----- Dataset excerpts -----

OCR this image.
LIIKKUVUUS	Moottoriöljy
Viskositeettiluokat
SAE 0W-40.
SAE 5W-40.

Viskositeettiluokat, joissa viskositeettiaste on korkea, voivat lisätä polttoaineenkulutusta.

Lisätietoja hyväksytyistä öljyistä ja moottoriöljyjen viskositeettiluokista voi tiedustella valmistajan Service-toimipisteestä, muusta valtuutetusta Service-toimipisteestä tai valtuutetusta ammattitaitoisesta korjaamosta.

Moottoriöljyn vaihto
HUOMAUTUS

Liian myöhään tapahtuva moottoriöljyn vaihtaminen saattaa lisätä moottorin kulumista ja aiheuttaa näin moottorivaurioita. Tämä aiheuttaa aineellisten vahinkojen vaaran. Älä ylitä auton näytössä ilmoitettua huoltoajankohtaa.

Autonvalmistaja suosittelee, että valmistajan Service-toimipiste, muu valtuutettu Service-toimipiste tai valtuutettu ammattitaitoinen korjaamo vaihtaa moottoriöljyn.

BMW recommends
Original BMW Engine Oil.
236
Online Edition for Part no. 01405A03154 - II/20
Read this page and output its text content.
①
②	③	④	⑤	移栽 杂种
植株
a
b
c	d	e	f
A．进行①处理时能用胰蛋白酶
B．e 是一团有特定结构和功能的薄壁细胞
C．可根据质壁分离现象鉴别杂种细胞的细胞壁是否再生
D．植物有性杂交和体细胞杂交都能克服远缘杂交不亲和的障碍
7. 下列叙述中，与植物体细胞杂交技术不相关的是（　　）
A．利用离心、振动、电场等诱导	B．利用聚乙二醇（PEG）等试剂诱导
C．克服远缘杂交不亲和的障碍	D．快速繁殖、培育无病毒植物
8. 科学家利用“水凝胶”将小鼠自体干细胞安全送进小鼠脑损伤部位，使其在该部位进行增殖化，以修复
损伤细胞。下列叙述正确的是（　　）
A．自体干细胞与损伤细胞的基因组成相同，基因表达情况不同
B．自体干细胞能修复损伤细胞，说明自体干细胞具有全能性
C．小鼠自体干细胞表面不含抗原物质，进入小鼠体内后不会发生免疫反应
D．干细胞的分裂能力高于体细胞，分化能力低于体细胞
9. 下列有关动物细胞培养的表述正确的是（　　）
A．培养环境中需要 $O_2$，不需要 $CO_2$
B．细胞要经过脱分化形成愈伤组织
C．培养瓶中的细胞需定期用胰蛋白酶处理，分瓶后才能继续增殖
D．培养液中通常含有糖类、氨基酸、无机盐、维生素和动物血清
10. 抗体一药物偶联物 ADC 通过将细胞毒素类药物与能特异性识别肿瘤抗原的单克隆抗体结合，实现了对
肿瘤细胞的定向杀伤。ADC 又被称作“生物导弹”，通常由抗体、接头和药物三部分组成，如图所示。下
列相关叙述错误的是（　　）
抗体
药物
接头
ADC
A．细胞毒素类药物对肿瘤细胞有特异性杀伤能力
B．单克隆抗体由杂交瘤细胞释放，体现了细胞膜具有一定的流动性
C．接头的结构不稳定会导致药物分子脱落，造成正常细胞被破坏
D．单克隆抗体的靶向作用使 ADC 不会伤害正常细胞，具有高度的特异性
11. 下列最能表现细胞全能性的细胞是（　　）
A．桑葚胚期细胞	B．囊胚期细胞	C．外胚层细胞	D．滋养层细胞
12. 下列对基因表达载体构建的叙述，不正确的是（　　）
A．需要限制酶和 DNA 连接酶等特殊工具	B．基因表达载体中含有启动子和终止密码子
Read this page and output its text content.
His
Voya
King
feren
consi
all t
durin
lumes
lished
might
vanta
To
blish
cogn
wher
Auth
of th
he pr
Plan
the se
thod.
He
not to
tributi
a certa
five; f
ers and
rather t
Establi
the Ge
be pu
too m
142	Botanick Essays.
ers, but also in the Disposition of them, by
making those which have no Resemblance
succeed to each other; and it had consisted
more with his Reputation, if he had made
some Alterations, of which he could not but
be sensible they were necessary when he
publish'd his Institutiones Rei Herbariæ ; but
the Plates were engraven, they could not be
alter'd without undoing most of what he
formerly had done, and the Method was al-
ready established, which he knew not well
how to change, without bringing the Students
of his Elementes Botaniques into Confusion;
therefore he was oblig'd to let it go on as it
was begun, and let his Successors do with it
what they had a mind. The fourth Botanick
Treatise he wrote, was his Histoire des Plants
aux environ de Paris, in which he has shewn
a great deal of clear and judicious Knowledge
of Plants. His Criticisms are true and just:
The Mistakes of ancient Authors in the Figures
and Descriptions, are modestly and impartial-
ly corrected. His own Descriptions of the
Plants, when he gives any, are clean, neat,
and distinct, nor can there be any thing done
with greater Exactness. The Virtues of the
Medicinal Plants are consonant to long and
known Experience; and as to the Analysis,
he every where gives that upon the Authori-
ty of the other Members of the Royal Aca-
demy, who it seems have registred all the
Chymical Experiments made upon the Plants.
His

-----

(What to work on)
Tally the lines holding the string "which" and give only the count.

(Exercise output)
4